◆ TASK MATERIAL ◆
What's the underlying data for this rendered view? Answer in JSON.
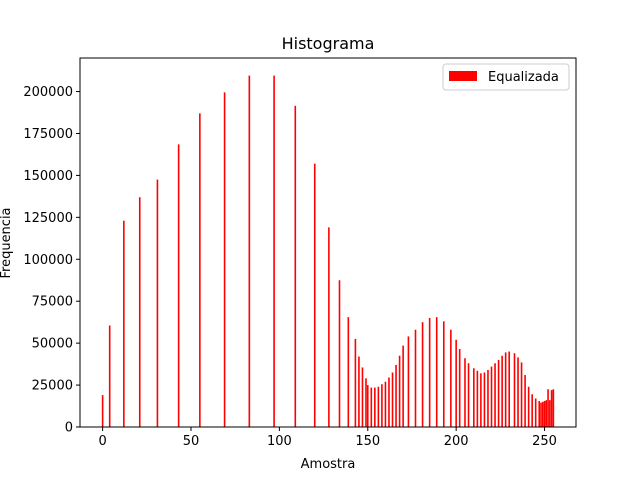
{
  "chart_data": {
    "type": "bar",
    "title": "Histograma",
    "xlabel": "Amostra",
    "ylabel": "Frequencia",
    "xlim": [
      -12.8,
      267.8
    ],
    "ylim": [
      0,
      220000
    ],
    "xticks": [
      0,
      50,
      100,
      150,
      200,
      250
    ],
    "yticks": [
      0,
      25000,
      50000,
      75000,
      100000,
      125000,
      150000,
      175000,
      200000
    ],
    "grid": false,
    "legend": {
      "position": "top-right"
    },
    "series": [
      {
        "name": "Equalizada",
        "color": "#ff0000",
        "x": [
          0,
          4,
          12,
          21,
          31,
          43,
          55,
          69,
          83,
          97,
          109,
          120,
          128,
          134,
          139,
          143,
          145,
          147,
          149,
          150,
          152,
          154,
          156,
          158,
          160,
          162,
          164,
          166,
          168,
          170,
          173,
          177,
          181,
          185,
          189,
          193,
          197,
          200,
          202,
          205,
          207,
          210,
          212,
          214,
          216,
          218,
          220,
          222,
          224,
          226,
          228,
          230,
          233,
          235,
          237,
          239,
          241,
          243,
          245,
          247,
          248,
          249,
          250,
          251,
          252,
          253,
          254,
          255
        ],
        "values": [
          19000,
          60500,
          123000,
          137000,
          147500,
          168500,
          187000,
          199500,
          209500,
          209500,
          191500,
          157000,
          119000,
          87500,
          65500,
          52500,
          42000,
          35500,
          29000,
          25000,
          23500,
          23500,
          24000,
          25500,
          27000,
          29500,
          32500,
          37000,
          42500,
          48500,
          54000,
          58000,
          62500,
          65000,
          65500,
          63000,
          58000,
          52000,
          46500,
          41000,
          38000,
          35000,
          33500,
          32000,
          32500,
          34000,
          36000,
          38000,
          40000,
          42500,
          44500,
          45000,
          44000,
          41500,
          38500,
          31000,
          24000,
          19500,
          17000,
          15500,
          14500,
          15000,
          15500,
          16000,
          22500,
          16000,
          22000,
          22500
        ]
      }
    ]
  }
}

◆ GOAL ◆
Do not include images; quote all of the entries above exactly.

◆ PROBLEM SOLUTION ◆
What's the underlying data for this rendered view? Answer in JSON.
{
  "chart_data": {
    "type": "bar",
    "title": "Histograma",
    "xlabel": "Amostra",
    "ylabel": "Frequencia",
    "xlim": [
      -12.8,
      267.8
    ],
    "ylim": [
      0,
      220000
    ],
    "xticks": [
      0,
      50,
      100,
      150,
      200,
      250
    ],
    "yticks": [
      0,
      25000,
      50000,
      75000,
      100000,
      125000,
      150000,
      175000,
      200000
    ],
    "grid": false,
    "legend": {
      "position": "top-right"
    },
    "series": [
      {
        "name": "Equalizada",
        "color": "#ff0000",
        "x": [
          0,
          4,
          12,
          21,
          31,
          43,
          55,
          69,
          83,
          97,
          109,
          120,
          128,
          134,
          139,
          143,
          145,
          147,
          149,
          150,
          152,
          154,
          156,
          158,
          160,
          162,
          164,
          166,
          168,
          170,
          173,
          177,
          181,
          185,
          189,
          193,
          197,
          200,
          202,
          205,
          207,
          210,
          212,
          214,
          216,
          218,
          220,
          222,
          224,
          226,
          228,
          230,
          233,
          235,
          237,
          239,
          241,
          243,
          245,
          247,
          248,
          249,
          250,
          251,
          252,
          253,
          254,
          255
        ],
        "values": [
          19000,
          60500,
          123000,
          137000,
          147500,
          168500,
          187000,
          199500,
          209500,
          209500,
          191500,
          157000,
          119000,
          87500,
          65500,
          52500,
          42000,
          35500,
          29000,
          25000,
          23500,
          23500,
          24000,
          25500,
          27000,
          29500,
          32500,
          37000,
          42500,
          48500,
          54000,
          58000,
          62500,
          65000,
          65500,
          63000,
          58000,
          52000,
          46500,
          41000,
          38000,
          35000,
          33500,
          32000,
          32500,
          34000,
          36000,
          38000,
          40000,
          42500,
          44500,
          45000,
          44000,
          41500,
          38500,
          31000,
          24000,
          19500,
          17000,
          15500,
          14500,
          15000,
          15500,
          16000,
          22500,
          16000,
          22000,
          22500
        ]
      }
    ]
  }
}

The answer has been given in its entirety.